Data entries
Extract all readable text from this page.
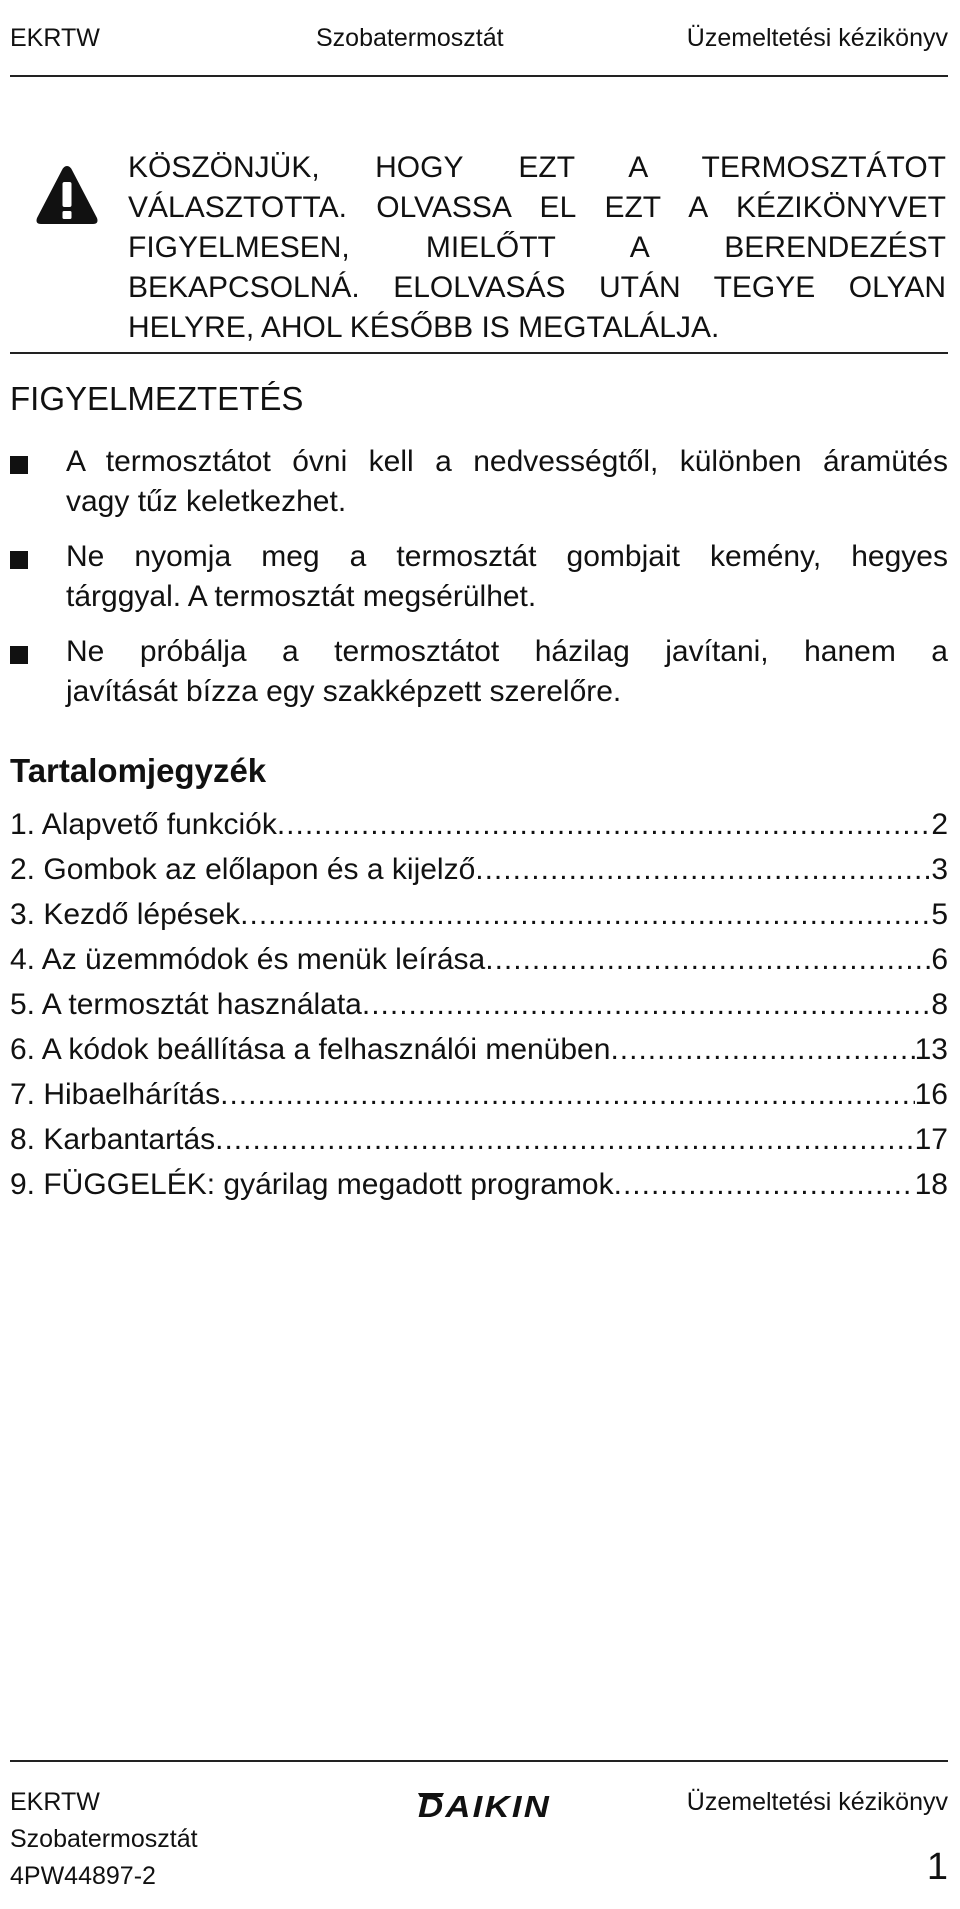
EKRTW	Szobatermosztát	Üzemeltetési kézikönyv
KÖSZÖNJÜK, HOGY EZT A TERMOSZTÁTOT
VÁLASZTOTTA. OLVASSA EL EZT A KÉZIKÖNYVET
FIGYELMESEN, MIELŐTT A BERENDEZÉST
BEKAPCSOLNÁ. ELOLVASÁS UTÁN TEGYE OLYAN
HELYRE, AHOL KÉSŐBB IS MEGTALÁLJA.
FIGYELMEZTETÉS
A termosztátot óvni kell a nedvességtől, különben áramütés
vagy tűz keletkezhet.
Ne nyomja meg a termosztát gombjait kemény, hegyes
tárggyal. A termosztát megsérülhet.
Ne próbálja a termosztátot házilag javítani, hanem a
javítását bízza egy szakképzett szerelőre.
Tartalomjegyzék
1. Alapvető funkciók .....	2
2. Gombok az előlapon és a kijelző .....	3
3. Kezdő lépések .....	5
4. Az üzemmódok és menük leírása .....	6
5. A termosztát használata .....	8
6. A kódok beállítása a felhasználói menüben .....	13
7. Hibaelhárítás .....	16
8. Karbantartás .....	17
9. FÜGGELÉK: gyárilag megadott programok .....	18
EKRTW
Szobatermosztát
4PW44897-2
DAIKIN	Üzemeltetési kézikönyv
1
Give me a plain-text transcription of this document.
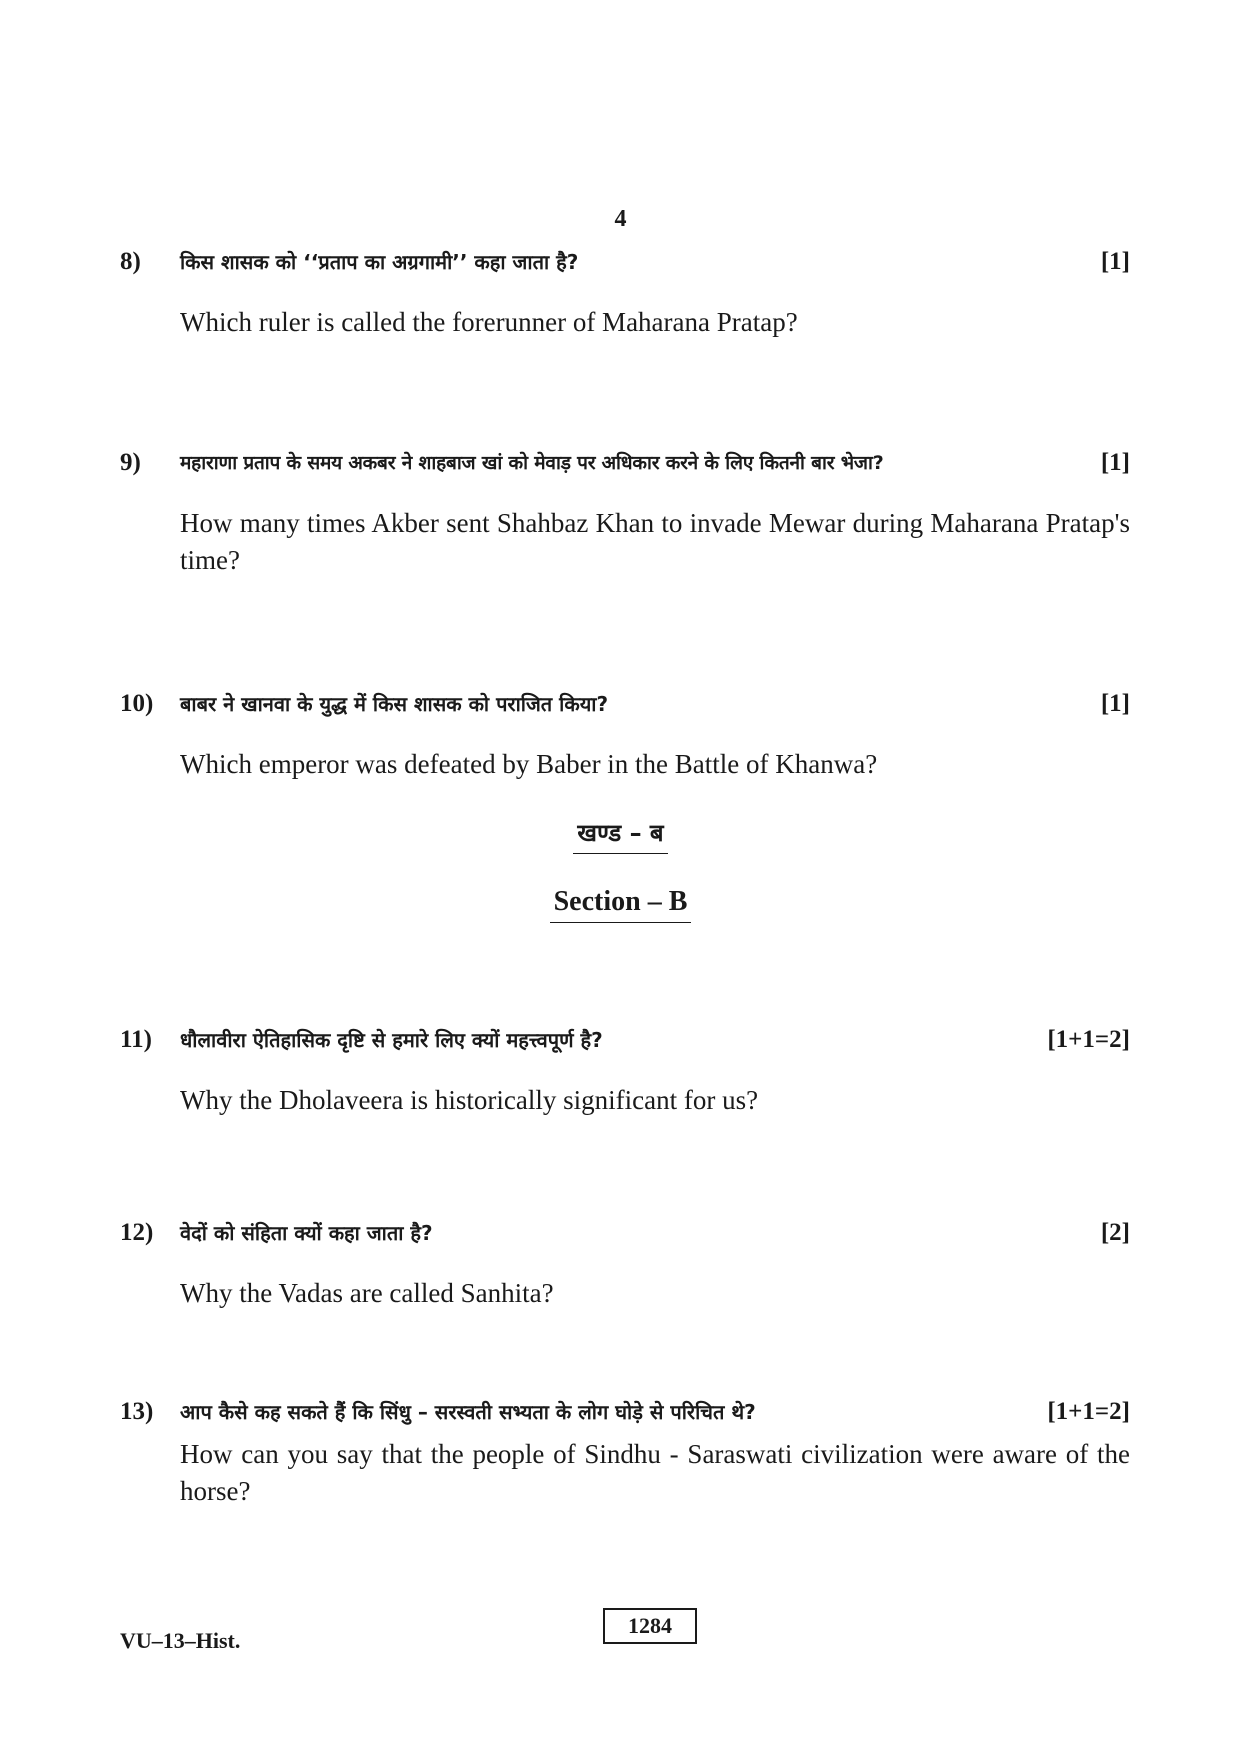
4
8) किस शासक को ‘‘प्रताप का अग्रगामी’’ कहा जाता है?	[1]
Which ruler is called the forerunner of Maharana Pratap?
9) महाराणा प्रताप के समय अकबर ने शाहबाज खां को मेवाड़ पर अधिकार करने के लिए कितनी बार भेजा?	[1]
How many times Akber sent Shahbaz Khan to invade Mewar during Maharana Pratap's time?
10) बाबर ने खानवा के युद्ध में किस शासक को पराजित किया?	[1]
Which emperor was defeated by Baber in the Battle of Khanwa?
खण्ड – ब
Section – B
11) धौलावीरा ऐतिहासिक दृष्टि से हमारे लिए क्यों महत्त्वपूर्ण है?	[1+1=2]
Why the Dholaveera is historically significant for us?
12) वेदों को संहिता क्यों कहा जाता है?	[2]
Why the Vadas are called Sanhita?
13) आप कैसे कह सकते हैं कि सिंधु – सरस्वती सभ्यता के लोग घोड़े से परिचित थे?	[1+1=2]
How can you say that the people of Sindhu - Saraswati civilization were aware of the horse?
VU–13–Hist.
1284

Given instruction:
Retype word for word the span of lines above that begins with the line containing "Give me a plain-text" and ends with the last line of the records; skip all pictures.

Response:
Give me a plain-text transcription of this document.
4
8) किस शासक को ‘‘प्रताप का अग्रगामी’’ कहा जाता है?	[1]
Which ruler is called the forerunner of Maharana Pratap?
9) महाराणा प्रताप के समय अकबर ने शाहबाज खां को मेवाड़ पर अधिकार करने के लिए कितनी बार भेजा?	[1]
How many times Akber sent Shahbaz Khan to invade Mewar during Maharana Pratap's time?
10) बाबर ने खानवा के युद्ध में किस शासक को पराजित किया?	[1]
Which emperor was defeated by Baber in the Battle of Khanwa?
खण्ड – ब
Section – B
11) धौलावीरा ऐतिहासिक दृष्टि से हमारे लिए क्यों महत्त्वपूर्ण है?	[1+1=2]
Why the Dholaveera is historically significant for us?
12) वेदों को संहिता क्यों कहा जाता है?	[2]
Why the Vadas are called Sanhita?
13) आप कैसे कह सकते हैं कि सिंधु – सरस्वती सभ्यता के लोग घोड़े से परिचित थे?	[1+1=2]
How can you say that the people of Sindhu - Saraswati civilization were aware of the horse?
VU–13–Hist.
1284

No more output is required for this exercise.